* [Given instruction] Restate the complete material exactly.

* [Data records]
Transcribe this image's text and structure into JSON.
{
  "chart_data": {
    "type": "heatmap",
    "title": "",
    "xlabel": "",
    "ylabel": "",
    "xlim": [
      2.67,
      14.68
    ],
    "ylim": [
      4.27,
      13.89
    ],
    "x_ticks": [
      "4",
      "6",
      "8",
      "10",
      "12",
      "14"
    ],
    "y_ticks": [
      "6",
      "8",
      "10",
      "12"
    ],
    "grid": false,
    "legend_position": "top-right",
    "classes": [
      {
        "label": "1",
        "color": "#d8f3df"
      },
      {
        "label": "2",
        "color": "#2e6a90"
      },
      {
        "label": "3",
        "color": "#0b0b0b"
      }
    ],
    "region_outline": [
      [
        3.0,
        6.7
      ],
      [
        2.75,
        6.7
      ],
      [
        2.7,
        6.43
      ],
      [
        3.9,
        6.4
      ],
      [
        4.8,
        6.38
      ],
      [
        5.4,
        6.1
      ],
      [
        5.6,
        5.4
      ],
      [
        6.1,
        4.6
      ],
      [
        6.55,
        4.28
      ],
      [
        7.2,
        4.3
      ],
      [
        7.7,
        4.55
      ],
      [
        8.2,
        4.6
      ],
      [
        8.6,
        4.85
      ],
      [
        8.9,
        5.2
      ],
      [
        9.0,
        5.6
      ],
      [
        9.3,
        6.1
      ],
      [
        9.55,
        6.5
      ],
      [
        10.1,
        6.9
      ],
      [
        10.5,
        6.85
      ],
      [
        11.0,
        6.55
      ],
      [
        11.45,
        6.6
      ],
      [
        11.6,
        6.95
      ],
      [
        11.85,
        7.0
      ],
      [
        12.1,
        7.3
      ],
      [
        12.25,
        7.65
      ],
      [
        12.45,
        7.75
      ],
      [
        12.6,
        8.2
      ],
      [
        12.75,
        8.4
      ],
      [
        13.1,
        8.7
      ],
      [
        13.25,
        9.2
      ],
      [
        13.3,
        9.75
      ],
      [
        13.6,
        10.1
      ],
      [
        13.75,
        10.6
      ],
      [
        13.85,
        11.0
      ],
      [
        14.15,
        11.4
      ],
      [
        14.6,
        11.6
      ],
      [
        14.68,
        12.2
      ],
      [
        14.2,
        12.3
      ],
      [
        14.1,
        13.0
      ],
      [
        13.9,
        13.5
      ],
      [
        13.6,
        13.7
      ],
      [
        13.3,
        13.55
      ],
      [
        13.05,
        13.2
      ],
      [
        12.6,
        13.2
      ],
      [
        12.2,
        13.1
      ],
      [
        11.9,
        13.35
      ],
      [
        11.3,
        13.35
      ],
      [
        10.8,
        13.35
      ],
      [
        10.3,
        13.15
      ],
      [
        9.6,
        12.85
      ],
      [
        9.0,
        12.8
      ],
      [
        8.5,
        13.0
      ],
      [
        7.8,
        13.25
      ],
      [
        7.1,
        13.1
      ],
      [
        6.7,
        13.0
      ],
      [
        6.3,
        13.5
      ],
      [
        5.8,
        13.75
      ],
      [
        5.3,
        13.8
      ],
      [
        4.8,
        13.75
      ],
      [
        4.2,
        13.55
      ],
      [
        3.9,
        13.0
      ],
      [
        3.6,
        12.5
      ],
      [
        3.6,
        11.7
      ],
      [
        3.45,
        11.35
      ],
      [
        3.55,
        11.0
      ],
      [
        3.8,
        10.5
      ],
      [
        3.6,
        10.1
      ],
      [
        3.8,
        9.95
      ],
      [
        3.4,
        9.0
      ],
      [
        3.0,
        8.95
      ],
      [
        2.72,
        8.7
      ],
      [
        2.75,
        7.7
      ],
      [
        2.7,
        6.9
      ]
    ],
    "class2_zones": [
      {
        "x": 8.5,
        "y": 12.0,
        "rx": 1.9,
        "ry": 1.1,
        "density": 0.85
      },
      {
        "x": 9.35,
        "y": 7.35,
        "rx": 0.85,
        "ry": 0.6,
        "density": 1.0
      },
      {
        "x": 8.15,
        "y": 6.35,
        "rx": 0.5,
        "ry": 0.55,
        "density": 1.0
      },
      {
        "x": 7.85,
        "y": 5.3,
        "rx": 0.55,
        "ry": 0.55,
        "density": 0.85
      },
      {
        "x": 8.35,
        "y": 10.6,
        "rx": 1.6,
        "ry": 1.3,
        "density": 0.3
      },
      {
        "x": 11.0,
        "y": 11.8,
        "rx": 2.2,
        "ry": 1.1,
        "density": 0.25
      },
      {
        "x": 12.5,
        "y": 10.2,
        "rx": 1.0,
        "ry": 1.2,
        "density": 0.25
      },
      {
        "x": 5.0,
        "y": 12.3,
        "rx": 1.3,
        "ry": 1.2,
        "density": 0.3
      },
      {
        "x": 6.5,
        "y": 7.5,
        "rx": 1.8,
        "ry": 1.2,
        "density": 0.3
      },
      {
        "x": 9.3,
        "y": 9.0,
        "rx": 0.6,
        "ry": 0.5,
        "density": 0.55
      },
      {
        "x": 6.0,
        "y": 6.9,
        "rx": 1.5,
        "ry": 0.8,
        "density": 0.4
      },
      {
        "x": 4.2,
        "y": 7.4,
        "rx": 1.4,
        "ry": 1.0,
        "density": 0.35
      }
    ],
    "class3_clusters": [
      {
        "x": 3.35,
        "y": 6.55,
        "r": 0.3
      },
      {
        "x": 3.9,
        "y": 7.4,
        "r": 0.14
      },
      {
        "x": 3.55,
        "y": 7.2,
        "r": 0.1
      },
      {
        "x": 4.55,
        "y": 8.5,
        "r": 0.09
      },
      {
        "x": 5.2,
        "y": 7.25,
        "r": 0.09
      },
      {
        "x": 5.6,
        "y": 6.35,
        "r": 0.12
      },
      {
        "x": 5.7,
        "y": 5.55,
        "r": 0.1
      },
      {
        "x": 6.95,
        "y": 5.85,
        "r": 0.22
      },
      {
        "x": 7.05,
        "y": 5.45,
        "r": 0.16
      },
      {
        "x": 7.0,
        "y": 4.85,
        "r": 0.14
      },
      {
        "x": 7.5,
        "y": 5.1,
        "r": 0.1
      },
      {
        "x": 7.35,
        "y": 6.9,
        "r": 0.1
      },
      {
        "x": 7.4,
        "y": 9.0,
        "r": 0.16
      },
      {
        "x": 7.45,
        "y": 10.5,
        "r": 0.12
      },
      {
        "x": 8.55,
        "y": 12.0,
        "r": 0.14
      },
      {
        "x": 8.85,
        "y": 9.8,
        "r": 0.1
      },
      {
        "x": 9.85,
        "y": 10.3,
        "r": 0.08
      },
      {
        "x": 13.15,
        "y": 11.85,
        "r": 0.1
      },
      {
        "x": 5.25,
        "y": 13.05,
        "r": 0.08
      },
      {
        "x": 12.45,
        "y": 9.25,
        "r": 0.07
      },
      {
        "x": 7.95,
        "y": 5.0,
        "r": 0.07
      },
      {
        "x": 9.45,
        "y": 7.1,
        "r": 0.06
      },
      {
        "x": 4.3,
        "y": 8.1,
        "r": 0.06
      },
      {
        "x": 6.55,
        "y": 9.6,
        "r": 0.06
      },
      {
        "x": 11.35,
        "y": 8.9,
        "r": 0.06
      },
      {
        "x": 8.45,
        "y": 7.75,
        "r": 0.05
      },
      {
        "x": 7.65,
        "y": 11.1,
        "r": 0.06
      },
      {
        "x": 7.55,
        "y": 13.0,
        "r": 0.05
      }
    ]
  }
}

* [Correct output]
Transcribe this image's text and structure into JSON.
{
  "chart_data": {
    "type": "heatmap",
    "title": "",
    "xlabel": "",
    "ylabel": "",
    "xlim": [
      2.67,
      14.68
    ],
    "ylim": [
      4.27,
      13.89
    ],
    "x_ticks": [
      "4",
      "6",
      "8",
      "10",
      "12",
      "14"
    ],
    "y_ticks": [
      "6",
      "8",
      "10",
      "12"
    ],
    "grid": false,
    "legend_position": "top-right",
    "classes": [
      {
        "label": "1",
        "color": "#d8f3df"
      },
      {
        "label": "2",
        "color": "#2e6a90"
      },
      {
        "label": "3",
        "color": "#0b0b0b"
      }
    ],
    "region_outline": [
      [
        3.0,
        6.7
      ],
      [
        2.75,
        6.7
      ],
      [
        2.7,
        6.43
      ],
      [
        3.9,
        6.4
      ],
      [
        4.8,
        6.38
      ],
      [
        5.4,
        6.1
      ],
      [
        5.6,
        5.4
      ],
      [
        6.1,
        4.6
      ],
      [
        6.55,
        4.28
      ],
      [
        7.2,
        4.3
      ],
      [
        7.7,
        4.55
      ],
      [
        8.2,
        4.6
      ],
      [
        8.6,
        4.85
      ],
      [
        8.9,
        5.2
      ],
      [
        9.0,
        5.6
      ],
      [
        9.3,
        6.1
      ],
      [
        9.55,
        6.5
      ],
      [
        10.1,
        6.9
      ],
      [
        10.5,
        6.85
      ],
      [
        11.0,
        6.55
      ],
      [
        11.45,
        6.6
      ],
      [
        11.6,
        6.95
      ],
      [
        11.85,
        7.0
      ],
      [
        12.1,
        7.3
      ],
      [
        12.25,
        7.65
      ],
      [
        12.45,
        7.75
      ],
      [
        12.6,
        8.2
      ],
      [
        12.75,
        8.4
      ],
      [
        13.1,
        8.7
      ],
      [
        13.25,
        9.2
      ],
      [
        13.3,
        9.75
      ],
      [
        13.6,
        10.1
      ],
      [
        13.75,
        10.6
      ],
      [
        13.85,
        11.0
      ],
      [
        14.15,
        11.4
      ],
      [
        14.6,
        11.6
      ],
      [
        14.68,
        12.2
      ],
      [
        14.2,
        12.3
      ],
      [
        14.1,
        13.0
      ],
      [
        13.9,
        13.5
      ],
      [
        13.6,
        13.7
      ],
      [
        13.3,
        13.55
      ],
      [
        13.05,
        13.2
      ],
      [
        12.6,
        13.2
      ],
      [
        12.2,
        13.1
      ],
      [
        11.9,
        13.35
      ],
      [
        11.3,
        13.35
      ],
      [
        10.8,
        13.35
      ],
      [
        10.3,
        13.15
      ],
      [
        9.6,
        12.85
      ],
      [
        9.0,
        12.8
      ],
      [
        8.5,
        13.0
      ],
      [
        7.8,
        13.25
      ],
      [
        7.1,
        13.1
      ],
      [
        6.7,
        13.0
      ],
      [
        6.3,
        13.5
      ],
      [
        5.8,
        13.75
      ],
      [
        5.3,
        13.8
      ],
      [
        4.8,
        13.75
      ],
      [
        4.2,
        13.55
      ],
      [
        3.9,
        13.0
      ],
      [
        3.6,
        12.5
      ],
      [
        3.6,
        11.7
      ],
      [
        3.45,
        11.35
      ],
      [
        3.55,
        11.0
      ],
      [
        3.8,
        10.5
      ],
      [
        3.6,
        10.1
      ],
      [
        3.8,
        9.95
      ],
      [
        3.4,
        9.0
      ],
      [
        3.0,
        8.95
      ],
      [
        2.72,
        8.7
      ],
      [
        2.75,
        7.7
      ],
      [
        2.7,
        6.9
      ]
    ],
    "class2_zones": [
      {
        "x": 8.5,
        "y": 12.0,
        "rx": 1.9,
        "ry": 1.1,
        "density": 0.85
      },
      {
        "x": 9.35,
        "y": 7.35,
        "rx": 0.85,
        "ry": 0.6,
        "density": 1.0
      },
      {
        "x": 8.15,
        "y": 6.35,
        "rx": 0.5,
        "ry": 0.55,
        "density": 1.0
      },
      {
        "x": 7.85,
        "y": 5.3,
        "rx": 0.55,
        "ry": 0.55,
        "density": 0.85
      },
      {
        "x": 8.35,
        "y": 10.6,
        "rx": 1.6,
        "ry": 1.3,
        "density": 0.3
      },
      {
        "x": 11.0,
        "y": 11.8,
        "rx": 2.2,
        "ry": 1.1,
        "density": 0.25
      },
      {
        "x": 12.5,
        "y": 10.2,
        "rx": 1.0,
        "ry": 1.2,
        "density": 0.25
      },
      {
        "x": 5.0,
        "y": 12.3,
        "rx": 1.3,
        "ry": 1.2,
        "density": 0.3
      },
      {
        "x": 6.5,
        "y": 7.5,
        "rx": 1.8,
        "ry": 1.2,
        "density": 0.3
      },
      {
        "x": 9.3,
        "y": 9.0,
        "rx": 0.6,
        "ry": 0.5,
        "density": 0.55
      },
      {
        "x": 6.0,
        "y": 6.9,
        "rx": 1.5,
        "ry": 0.8,
        "density": 0.4
      },
      {
        "x": 4.2,
        "y": 7.4,
        "rx": 1.4,
        "ry": 1.0,
        "density": 0.35
      }
    ],
    "class3_clusters": [
      {
        "x": 3.35,
        "y": 6.55,
        "r": 0.3
      },
      {
        "x": 3.9,
        "y": 7.4,
        "r": 0.14
      },
      {
        "x": 3.55,
        "y": 7.2,
        "r": 0.1
      },
      {
        "x": 4.55,
        "y": 8.5,
        "r": 0.09
      },
      {
        "x": 5.2,
        "y": 7.25,
        "r": 0.09
      },
      {
        "x": 5.6,
        "y": 6.35,
        "r": 0.12
      },
      {
        "x": 5.7,
        "y": 5.55,
        "r": 0.1
      },
      {
        "x": 6.95,
        "y": 5.85,
        "r": 0.22
      },
      {
        "x": 7.05,
        "y": 5.45,
        "r": 0.16
      },
      {
        "x": 7.0,
        "y": 4.85,
        "r": 0.14
      },
      {
        "x": 7.5,
        "y": 5.1,
        "r": 0.1
      },
      {
        "x": 7.35,
        "y": 6.9,
        "r": 0.1
      },
      {
        "x": 7.4,
        "y": 9.0,
        "r": 0.16
      },
      {
        "x": 7.45,
        "y": 10.5,
        "r": 0.12
      },
      {
        "x": 8.55,
        "y": 12.0,
        "r": 0.14
      },
      {
        "x": 8.85,
        "y": 9.8,
        "r": 0.1
      },
      {
        "x": 9.85,
        "y": 10.3,
        "r": 0.08
      },
      {
        "x": 13.15,
        "y": 11.85,
        "r": 0.1
      },
      {
        "x": 5.25,
        "y": 13.05,
        "r": 0.08
      },
      {
        "x": 12.45,
        "y": 9.25,
        "r": 0.07
      },
      {
        "x": 7.95,
        "y": 5.0,
        "r": 0.07
      },
      {
        "x": 9.45,
        "y": 7.1,
        "r": 0.06
      },
      {
        "x": 4.3,
        "y": 8.1,
        "r": 0.06
      },
      {
        "x": 6.55,
        "y": 9.6,
        "r": 0.06
      },
      {
        "x": 11.35,
        "y": 8.9,
        "r": 0.06
      },
      {
        "x": 8.45,
        "y": 7.75,
        "r": 0.05
      },
      {
        "x": 7.65,
        "y": 11.1,
        "r": 0.06
      },
      {
        "x": 7.55,
        "y": 13.0,
        "r": 0.05
      }
    ]
  }
}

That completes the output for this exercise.